▶ [EXERCISE DESCRIPTION]: Copy out, from the entries below, each line holding the string "JSON".

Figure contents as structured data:

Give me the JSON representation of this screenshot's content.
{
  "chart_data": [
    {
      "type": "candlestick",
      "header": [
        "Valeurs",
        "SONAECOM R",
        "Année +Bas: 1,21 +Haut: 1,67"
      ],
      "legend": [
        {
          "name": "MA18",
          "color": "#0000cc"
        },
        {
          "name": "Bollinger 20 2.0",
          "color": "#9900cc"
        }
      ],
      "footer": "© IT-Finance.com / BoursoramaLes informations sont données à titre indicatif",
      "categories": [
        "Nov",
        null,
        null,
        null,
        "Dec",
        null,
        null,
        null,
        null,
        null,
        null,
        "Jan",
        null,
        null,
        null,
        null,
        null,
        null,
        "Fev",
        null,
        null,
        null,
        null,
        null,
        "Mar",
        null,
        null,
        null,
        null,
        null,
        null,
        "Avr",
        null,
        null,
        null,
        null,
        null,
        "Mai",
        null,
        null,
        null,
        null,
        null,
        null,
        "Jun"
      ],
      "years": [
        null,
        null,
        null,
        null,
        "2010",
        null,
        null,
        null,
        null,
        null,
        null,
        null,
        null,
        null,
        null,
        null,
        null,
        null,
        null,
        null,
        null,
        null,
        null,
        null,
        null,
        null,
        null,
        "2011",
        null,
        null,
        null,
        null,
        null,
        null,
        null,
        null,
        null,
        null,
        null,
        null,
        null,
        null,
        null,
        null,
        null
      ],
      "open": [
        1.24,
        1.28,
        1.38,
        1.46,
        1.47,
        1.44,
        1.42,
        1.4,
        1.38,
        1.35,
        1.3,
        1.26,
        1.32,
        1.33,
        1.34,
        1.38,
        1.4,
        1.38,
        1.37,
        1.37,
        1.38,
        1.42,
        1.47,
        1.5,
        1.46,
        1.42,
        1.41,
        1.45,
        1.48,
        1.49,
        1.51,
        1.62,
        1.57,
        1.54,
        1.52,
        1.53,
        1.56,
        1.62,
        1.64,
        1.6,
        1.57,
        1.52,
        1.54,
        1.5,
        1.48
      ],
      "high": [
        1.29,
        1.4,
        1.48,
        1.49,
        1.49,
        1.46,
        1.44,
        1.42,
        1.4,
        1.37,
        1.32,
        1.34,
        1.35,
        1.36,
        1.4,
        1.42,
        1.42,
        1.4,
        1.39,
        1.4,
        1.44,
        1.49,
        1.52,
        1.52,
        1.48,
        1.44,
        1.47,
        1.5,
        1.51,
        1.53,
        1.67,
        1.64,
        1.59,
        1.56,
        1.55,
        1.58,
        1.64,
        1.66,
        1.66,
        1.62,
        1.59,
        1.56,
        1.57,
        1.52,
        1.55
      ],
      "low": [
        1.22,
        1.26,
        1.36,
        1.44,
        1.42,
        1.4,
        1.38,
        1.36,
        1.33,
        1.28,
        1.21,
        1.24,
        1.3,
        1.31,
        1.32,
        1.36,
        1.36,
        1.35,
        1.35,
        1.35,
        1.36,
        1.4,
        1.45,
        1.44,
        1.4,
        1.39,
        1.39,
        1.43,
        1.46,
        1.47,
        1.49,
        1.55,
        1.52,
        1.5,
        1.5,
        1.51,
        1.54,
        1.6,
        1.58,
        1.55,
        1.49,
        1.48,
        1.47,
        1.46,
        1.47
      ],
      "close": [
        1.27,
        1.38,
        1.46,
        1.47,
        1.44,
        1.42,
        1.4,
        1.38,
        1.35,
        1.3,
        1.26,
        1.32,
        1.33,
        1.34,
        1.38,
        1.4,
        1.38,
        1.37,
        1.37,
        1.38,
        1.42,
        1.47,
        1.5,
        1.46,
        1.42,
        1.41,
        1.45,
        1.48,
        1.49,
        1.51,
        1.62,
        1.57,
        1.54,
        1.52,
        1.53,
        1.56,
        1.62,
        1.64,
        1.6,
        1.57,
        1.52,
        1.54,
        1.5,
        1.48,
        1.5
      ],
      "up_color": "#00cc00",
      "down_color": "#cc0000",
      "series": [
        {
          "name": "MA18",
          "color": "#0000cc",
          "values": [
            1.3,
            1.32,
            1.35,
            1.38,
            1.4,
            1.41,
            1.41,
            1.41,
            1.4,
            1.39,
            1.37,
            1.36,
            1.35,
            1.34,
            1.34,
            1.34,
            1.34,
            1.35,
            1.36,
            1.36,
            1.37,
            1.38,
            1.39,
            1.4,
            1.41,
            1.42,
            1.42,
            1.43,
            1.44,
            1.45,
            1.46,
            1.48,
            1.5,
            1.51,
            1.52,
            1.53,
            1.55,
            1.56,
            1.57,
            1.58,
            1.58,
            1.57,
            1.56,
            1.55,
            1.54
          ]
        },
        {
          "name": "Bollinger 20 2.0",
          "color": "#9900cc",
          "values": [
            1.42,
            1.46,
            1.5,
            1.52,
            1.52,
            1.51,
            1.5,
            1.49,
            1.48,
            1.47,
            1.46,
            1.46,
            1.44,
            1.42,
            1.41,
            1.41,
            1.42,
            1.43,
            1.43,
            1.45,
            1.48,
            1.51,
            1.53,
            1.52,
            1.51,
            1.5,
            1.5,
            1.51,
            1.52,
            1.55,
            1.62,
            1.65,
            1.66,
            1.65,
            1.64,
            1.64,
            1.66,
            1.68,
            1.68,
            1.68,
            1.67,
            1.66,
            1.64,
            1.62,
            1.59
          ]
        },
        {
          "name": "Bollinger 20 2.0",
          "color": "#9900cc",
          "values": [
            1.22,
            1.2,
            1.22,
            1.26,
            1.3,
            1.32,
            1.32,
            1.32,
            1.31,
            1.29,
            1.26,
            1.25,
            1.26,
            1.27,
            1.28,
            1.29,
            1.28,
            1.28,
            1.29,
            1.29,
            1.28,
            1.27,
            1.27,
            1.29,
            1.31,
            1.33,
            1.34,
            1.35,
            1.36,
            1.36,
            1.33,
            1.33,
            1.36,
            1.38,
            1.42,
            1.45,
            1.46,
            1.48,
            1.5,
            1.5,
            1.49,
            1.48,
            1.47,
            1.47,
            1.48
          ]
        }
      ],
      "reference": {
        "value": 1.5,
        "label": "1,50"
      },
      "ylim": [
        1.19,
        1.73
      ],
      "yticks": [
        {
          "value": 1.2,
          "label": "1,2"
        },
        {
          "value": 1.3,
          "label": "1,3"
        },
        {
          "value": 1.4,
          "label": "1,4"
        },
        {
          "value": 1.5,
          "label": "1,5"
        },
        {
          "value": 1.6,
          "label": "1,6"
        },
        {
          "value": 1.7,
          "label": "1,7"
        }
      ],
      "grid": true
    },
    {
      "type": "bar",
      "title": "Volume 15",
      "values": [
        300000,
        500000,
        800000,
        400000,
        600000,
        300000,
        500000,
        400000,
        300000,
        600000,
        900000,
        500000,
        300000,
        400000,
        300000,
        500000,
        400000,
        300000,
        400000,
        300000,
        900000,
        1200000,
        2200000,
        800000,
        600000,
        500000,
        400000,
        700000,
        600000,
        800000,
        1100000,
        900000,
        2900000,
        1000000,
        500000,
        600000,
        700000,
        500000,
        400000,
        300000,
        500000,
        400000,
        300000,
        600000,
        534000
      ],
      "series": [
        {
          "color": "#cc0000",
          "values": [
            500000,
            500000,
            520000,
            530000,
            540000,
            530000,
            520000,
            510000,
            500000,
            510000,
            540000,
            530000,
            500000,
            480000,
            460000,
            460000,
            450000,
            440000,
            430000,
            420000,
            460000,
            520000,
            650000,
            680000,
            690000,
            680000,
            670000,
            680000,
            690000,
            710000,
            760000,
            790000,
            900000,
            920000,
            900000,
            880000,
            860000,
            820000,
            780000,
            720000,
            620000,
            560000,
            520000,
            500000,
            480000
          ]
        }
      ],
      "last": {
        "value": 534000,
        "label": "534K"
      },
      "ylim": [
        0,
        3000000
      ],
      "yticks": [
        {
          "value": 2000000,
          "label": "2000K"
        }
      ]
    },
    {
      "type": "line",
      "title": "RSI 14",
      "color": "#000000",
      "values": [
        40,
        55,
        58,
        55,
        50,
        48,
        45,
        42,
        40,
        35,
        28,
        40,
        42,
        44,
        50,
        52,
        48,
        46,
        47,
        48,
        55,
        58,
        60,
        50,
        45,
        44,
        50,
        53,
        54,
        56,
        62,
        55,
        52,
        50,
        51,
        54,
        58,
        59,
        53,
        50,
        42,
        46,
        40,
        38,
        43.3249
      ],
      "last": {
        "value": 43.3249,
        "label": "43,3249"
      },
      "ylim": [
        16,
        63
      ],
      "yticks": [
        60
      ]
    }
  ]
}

==

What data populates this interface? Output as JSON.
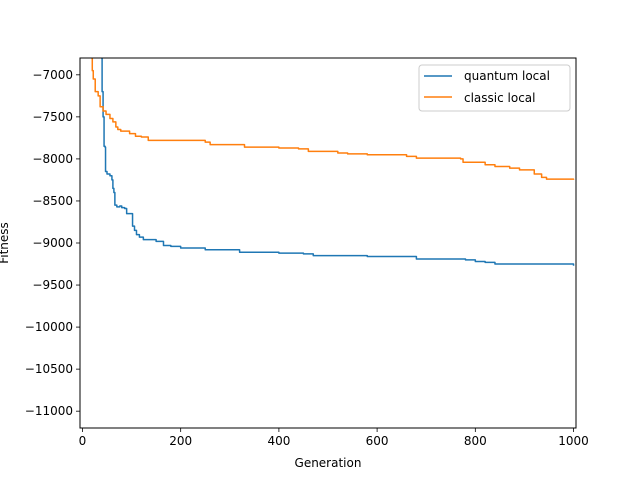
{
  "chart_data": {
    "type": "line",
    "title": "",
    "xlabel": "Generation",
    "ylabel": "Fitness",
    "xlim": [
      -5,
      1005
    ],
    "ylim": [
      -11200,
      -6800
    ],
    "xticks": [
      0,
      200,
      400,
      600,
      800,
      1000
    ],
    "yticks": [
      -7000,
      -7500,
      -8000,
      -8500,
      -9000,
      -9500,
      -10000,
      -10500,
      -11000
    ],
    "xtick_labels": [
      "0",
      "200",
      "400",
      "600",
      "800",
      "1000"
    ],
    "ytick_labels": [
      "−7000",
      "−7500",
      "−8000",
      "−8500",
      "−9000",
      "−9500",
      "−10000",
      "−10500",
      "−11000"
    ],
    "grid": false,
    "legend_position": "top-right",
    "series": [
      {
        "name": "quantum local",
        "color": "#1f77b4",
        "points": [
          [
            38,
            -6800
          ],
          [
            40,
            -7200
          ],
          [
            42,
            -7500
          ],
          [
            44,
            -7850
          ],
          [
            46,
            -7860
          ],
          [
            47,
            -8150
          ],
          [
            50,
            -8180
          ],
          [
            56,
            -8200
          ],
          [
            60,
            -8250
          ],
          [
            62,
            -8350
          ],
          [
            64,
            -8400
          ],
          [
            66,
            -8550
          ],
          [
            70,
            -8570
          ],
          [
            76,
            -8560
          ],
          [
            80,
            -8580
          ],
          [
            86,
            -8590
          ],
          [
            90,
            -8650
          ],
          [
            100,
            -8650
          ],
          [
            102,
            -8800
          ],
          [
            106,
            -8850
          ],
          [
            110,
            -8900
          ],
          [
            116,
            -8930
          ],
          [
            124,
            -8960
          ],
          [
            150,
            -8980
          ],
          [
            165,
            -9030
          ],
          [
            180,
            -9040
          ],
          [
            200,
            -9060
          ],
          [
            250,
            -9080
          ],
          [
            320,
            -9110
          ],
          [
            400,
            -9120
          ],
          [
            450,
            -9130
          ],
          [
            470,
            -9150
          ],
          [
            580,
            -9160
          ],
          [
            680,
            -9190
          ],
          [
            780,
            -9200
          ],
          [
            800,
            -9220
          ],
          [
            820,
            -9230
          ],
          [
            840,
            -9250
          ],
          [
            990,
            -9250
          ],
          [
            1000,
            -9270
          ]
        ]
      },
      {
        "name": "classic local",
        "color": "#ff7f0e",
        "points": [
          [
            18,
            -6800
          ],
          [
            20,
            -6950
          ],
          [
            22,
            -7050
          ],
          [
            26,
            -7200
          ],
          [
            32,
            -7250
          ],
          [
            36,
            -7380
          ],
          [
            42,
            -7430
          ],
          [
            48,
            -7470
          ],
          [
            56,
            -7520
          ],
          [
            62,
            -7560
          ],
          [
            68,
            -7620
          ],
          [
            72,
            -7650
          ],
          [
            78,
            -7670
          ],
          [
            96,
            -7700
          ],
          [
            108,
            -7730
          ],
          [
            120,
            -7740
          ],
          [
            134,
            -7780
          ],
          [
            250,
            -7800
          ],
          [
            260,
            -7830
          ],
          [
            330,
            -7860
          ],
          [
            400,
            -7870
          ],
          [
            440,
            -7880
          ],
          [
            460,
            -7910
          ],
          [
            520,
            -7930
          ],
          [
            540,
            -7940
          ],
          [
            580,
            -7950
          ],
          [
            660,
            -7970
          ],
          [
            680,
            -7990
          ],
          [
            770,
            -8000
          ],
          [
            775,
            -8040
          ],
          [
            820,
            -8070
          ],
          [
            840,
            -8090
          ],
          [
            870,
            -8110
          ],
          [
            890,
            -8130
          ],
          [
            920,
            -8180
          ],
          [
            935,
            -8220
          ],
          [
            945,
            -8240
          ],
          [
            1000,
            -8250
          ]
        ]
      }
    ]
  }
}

--

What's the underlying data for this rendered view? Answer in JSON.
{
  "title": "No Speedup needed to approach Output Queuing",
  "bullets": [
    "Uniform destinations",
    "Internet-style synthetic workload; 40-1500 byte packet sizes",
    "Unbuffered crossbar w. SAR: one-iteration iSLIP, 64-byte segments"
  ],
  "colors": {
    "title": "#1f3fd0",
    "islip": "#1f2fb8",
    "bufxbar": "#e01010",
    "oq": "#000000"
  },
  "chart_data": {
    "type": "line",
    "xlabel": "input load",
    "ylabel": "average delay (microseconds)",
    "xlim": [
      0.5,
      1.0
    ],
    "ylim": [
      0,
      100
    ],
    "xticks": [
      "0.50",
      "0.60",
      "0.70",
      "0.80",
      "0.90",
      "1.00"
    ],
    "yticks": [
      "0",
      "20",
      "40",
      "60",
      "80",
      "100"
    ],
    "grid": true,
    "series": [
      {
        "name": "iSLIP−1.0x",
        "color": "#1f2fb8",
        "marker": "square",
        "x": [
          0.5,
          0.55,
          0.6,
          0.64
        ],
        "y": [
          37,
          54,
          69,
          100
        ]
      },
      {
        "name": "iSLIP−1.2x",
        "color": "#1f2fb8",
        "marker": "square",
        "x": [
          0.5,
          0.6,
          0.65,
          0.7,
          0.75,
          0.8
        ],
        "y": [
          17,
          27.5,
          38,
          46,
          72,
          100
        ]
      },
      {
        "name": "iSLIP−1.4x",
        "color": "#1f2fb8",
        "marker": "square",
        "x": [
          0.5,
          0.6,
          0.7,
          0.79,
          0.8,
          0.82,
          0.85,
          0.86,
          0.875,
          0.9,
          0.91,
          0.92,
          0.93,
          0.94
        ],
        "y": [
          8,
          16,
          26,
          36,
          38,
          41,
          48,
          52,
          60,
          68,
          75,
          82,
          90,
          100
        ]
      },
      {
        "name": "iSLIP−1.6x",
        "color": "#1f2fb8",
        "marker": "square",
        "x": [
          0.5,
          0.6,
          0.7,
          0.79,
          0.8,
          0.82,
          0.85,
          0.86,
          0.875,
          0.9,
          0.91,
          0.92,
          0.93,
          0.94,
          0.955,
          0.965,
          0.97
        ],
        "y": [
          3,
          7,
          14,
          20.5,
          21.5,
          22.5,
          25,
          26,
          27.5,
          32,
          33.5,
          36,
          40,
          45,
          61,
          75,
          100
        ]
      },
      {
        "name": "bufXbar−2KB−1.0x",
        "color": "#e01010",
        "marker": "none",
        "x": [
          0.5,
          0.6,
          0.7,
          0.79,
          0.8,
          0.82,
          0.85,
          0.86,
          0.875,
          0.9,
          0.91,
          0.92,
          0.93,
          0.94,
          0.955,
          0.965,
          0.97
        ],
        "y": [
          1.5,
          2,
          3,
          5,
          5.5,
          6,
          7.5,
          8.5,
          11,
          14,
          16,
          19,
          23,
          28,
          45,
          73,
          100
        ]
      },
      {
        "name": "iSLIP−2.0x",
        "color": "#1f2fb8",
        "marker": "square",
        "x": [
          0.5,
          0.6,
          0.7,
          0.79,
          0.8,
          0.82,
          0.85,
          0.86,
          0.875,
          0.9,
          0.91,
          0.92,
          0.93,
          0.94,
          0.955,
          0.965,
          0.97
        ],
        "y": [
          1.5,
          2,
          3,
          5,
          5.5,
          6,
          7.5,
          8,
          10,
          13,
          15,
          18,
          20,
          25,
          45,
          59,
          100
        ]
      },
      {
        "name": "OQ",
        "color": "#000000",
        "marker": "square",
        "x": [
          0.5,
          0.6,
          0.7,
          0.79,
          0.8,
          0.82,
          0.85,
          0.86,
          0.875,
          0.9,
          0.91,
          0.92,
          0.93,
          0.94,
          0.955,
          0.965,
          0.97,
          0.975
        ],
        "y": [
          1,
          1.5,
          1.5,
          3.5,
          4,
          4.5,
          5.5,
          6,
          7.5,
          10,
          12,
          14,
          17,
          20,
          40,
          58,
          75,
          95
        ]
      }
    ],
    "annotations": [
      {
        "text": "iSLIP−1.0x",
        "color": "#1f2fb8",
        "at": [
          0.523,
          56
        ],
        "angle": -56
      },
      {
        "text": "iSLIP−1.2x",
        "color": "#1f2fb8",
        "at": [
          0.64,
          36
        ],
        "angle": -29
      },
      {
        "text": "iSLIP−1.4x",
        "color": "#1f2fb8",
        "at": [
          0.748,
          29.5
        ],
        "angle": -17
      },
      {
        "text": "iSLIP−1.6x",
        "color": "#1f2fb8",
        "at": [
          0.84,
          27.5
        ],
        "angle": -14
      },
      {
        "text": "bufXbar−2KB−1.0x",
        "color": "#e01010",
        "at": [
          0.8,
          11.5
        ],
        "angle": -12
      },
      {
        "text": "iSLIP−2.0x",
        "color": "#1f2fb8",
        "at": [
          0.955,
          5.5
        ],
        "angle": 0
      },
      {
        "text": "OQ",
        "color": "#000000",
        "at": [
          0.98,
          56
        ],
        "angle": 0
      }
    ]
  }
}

▶ [RESULT OF THE EXERCISE]:
Give me the JSON representation of this screenshot's content.
What data populates this interface? Output as JSON.
What's the underlying data for this rendered view? Answer in JSON.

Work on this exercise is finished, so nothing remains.